- OBJECTIVE: Determine which lines of the records include the word "content", and copy them.

═══ GIVEN INFORMATION

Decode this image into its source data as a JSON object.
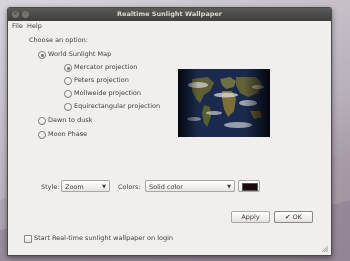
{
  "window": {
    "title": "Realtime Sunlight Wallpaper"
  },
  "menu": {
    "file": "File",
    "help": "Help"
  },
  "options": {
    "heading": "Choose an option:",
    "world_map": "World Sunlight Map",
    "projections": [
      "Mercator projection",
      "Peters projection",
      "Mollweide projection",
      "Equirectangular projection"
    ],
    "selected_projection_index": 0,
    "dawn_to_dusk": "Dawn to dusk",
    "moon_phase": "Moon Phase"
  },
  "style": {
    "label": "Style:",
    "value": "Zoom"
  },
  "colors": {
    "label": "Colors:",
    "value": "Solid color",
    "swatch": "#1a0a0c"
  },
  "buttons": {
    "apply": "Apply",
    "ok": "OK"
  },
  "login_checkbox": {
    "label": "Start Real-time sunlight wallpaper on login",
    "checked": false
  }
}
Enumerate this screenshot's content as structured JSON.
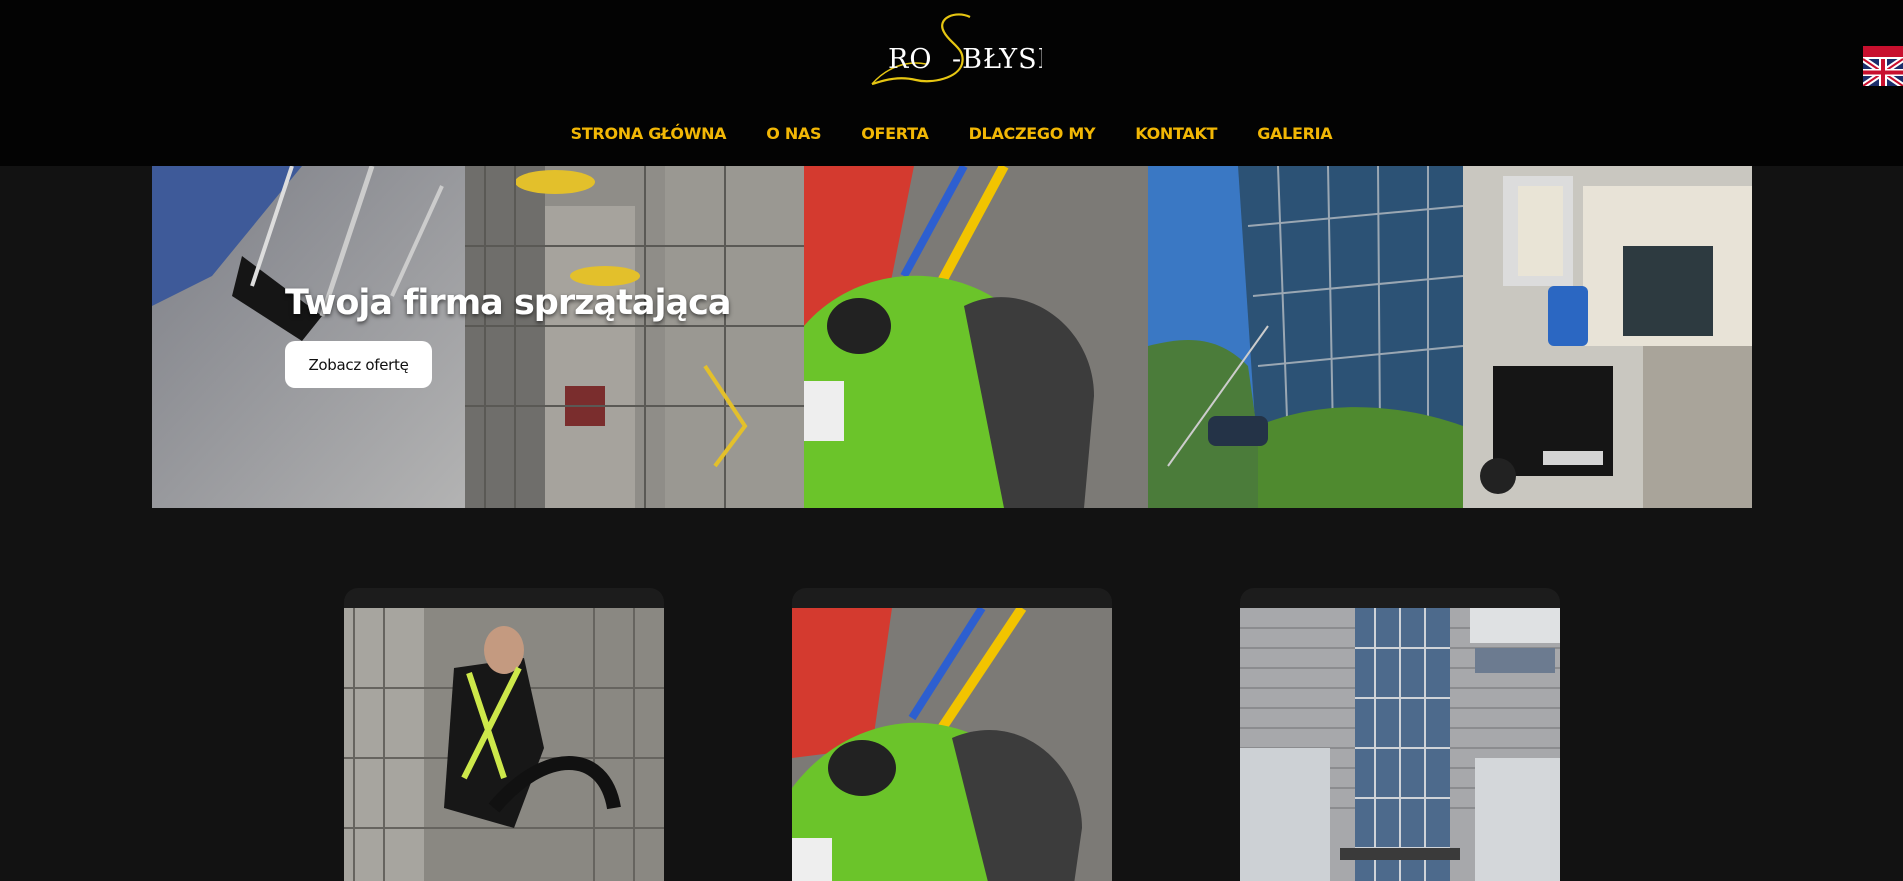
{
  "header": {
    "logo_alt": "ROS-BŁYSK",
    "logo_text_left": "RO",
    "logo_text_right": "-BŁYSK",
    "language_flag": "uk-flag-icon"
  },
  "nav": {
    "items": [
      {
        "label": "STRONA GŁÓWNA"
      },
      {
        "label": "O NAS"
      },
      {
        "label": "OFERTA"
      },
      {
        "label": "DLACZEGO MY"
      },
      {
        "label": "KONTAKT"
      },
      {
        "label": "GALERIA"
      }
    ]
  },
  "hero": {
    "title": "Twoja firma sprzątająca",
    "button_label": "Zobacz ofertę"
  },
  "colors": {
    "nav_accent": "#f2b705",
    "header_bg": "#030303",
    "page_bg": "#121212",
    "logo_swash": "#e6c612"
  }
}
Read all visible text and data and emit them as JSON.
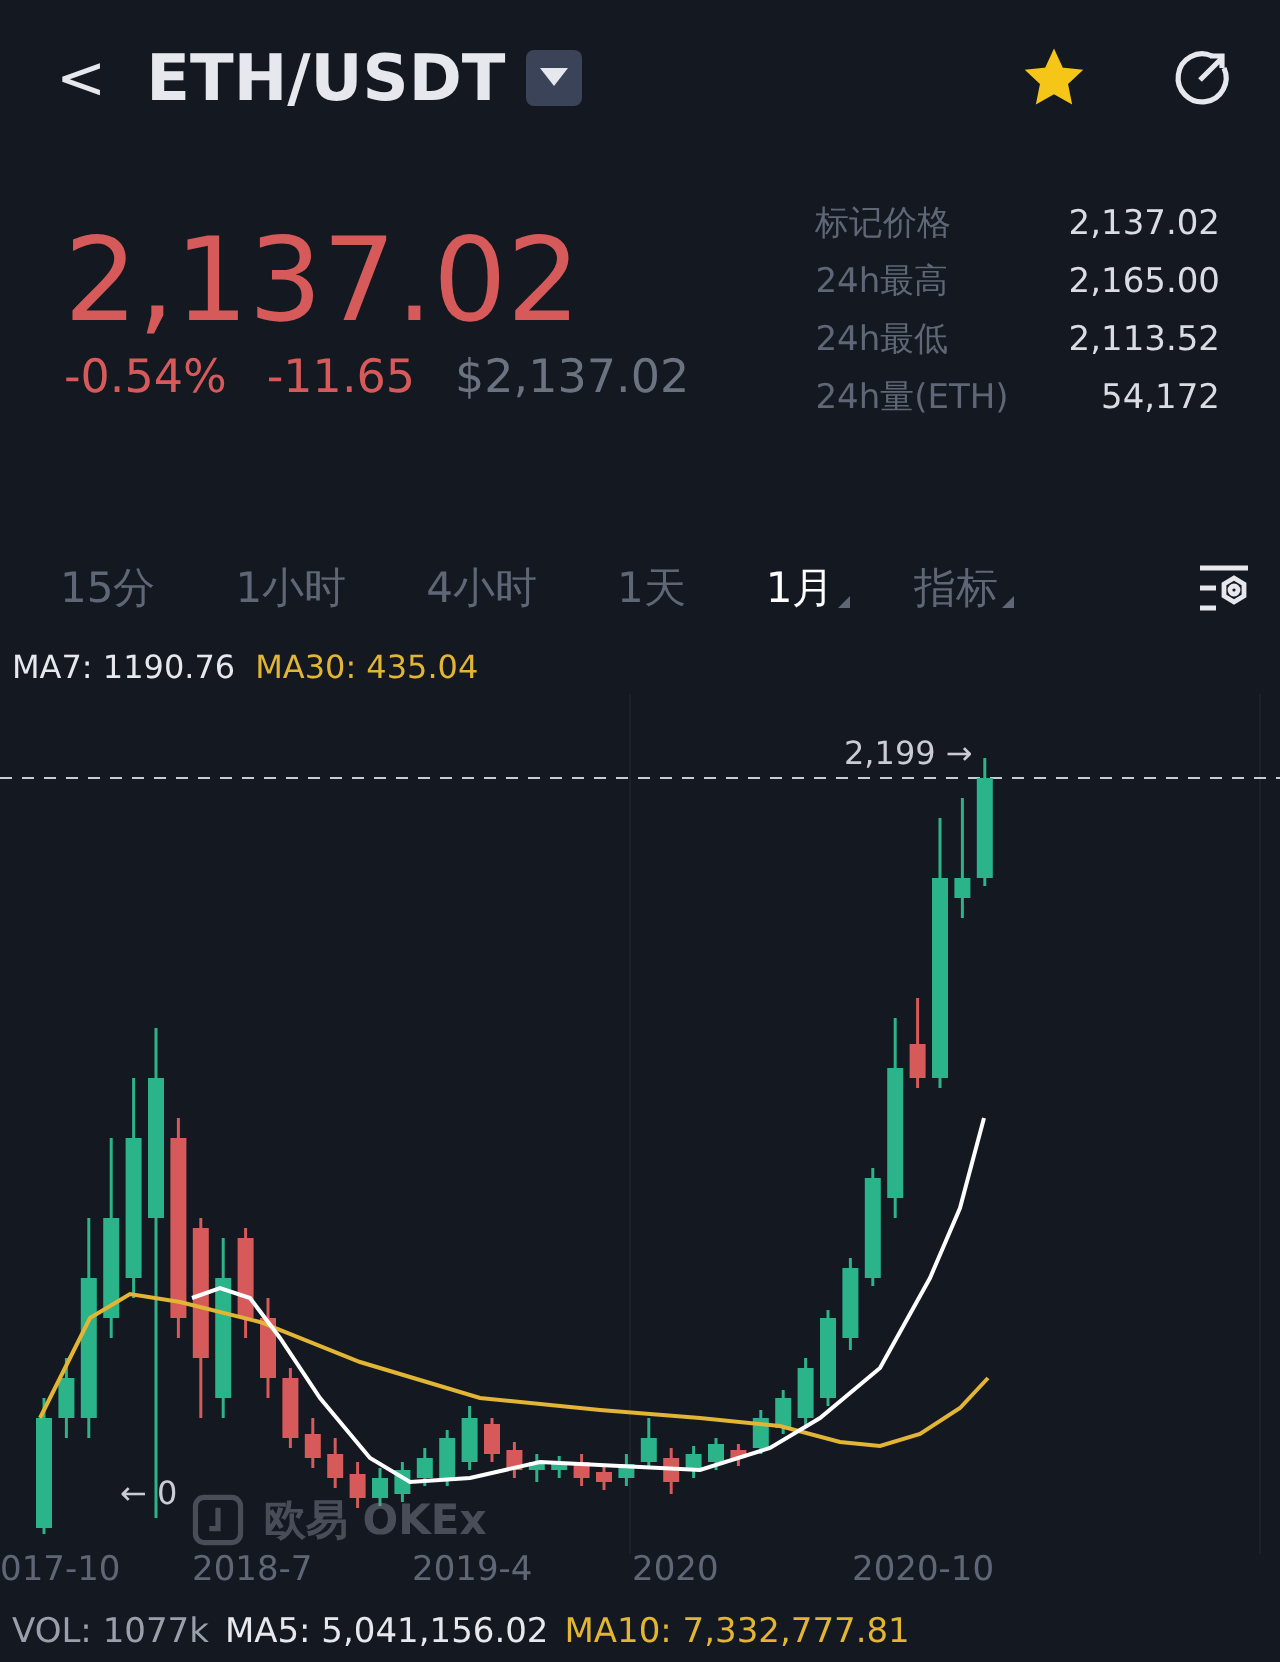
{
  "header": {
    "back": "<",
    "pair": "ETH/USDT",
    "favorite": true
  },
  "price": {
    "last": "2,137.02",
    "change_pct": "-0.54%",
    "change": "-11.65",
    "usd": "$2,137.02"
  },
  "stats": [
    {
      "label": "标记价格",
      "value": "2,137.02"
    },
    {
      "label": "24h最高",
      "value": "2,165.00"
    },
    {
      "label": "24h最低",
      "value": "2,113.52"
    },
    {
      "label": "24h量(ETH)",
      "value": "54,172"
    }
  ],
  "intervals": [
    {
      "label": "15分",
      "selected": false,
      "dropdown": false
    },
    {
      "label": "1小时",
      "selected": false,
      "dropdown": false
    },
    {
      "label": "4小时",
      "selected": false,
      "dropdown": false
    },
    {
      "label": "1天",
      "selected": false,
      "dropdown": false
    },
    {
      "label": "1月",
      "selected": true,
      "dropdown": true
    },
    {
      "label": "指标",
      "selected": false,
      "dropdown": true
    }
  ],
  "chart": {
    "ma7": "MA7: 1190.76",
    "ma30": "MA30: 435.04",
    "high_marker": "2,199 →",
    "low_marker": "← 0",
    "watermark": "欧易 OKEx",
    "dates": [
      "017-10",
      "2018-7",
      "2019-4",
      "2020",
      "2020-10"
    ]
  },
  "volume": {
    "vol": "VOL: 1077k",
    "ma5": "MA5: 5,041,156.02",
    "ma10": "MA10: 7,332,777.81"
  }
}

══════
═══ GIVEN INFORMATION

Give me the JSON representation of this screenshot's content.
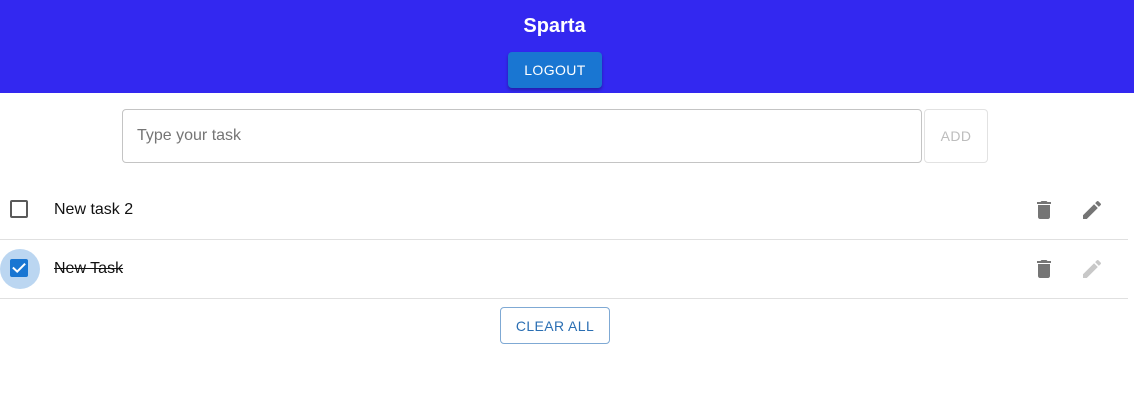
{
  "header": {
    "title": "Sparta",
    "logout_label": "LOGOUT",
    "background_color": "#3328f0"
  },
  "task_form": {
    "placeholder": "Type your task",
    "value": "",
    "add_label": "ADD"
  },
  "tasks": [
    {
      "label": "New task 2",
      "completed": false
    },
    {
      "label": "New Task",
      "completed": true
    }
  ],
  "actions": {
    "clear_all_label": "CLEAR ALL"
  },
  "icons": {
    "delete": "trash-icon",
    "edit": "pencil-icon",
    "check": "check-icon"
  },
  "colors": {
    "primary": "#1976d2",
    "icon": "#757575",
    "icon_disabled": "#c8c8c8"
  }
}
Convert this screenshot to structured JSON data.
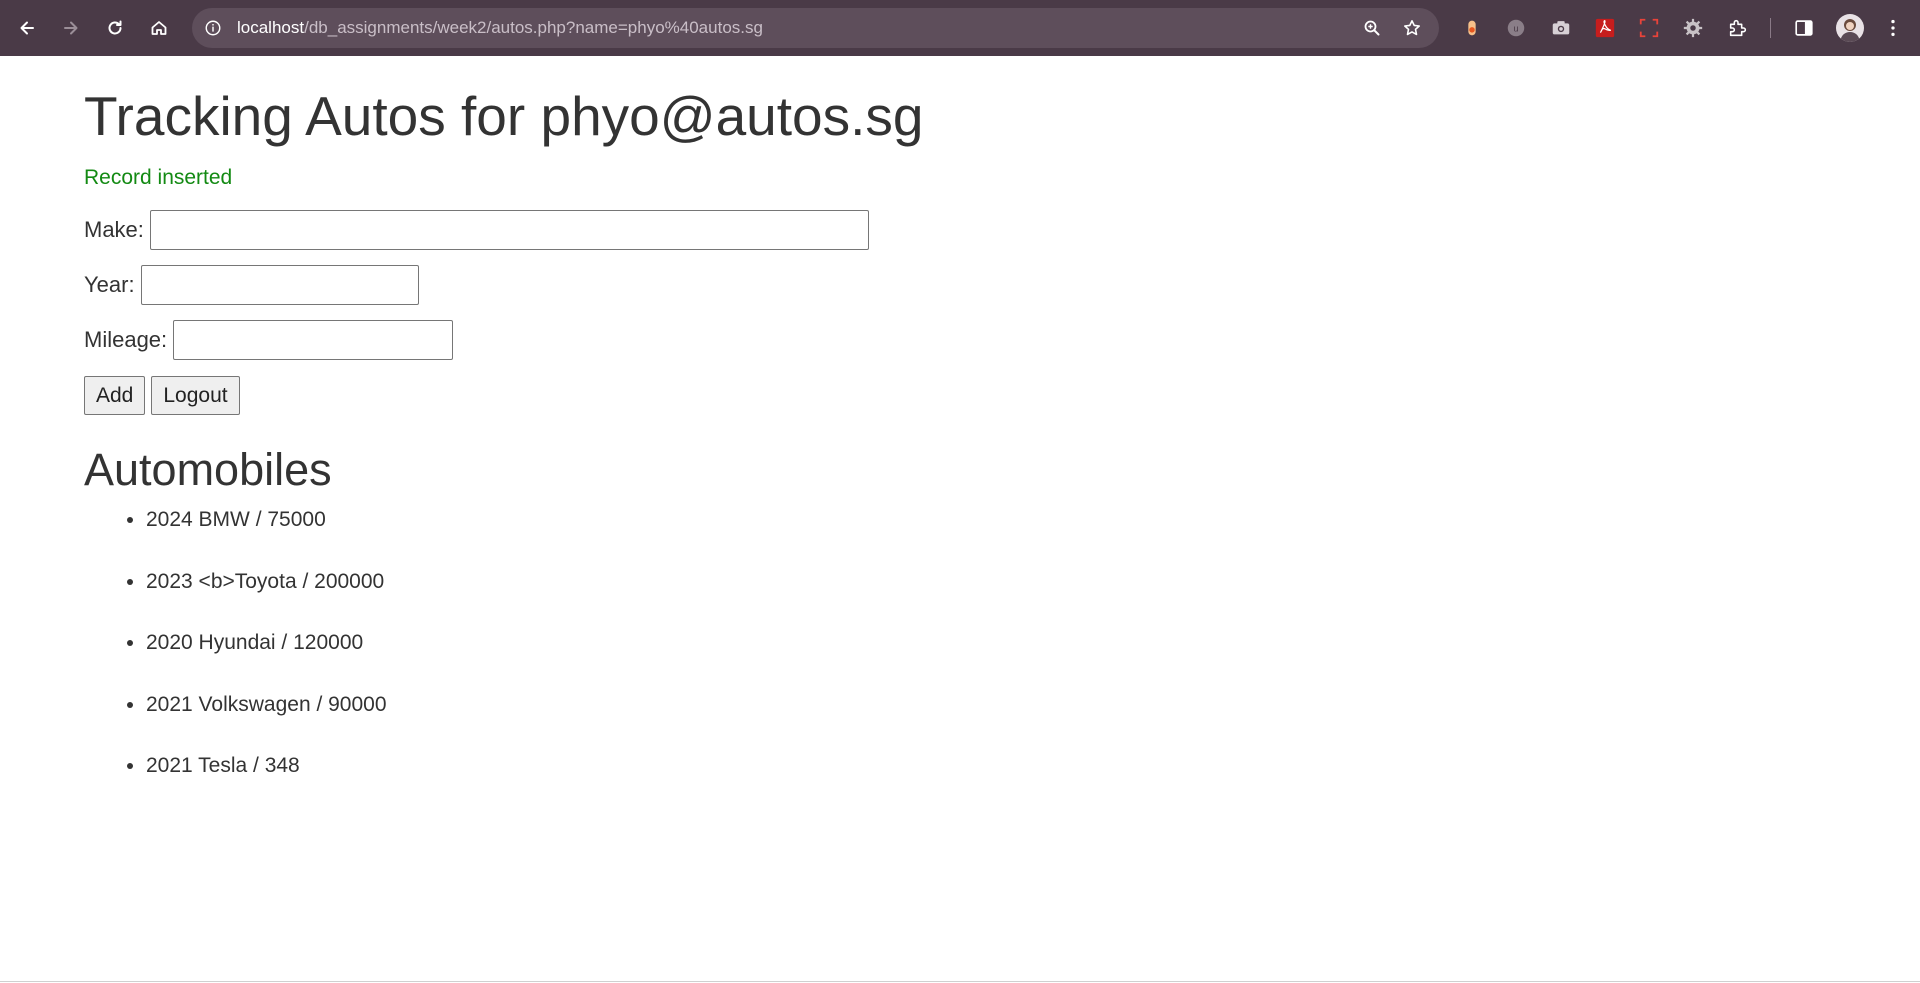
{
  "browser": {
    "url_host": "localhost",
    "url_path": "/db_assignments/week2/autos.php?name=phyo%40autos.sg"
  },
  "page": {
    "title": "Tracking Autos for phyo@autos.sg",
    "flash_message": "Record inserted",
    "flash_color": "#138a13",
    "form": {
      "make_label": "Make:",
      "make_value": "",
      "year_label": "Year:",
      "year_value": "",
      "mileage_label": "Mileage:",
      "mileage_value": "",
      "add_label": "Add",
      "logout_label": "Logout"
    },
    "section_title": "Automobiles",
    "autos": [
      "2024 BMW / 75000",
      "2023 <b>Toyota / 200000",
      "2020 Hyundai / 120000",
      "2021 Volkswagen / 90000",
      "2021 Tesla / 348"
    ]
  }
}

══════

- TASK SOLUTION:
Enumerate this screenshot's content as structured JSON.
Give me the JSON representation of this screenshot's content.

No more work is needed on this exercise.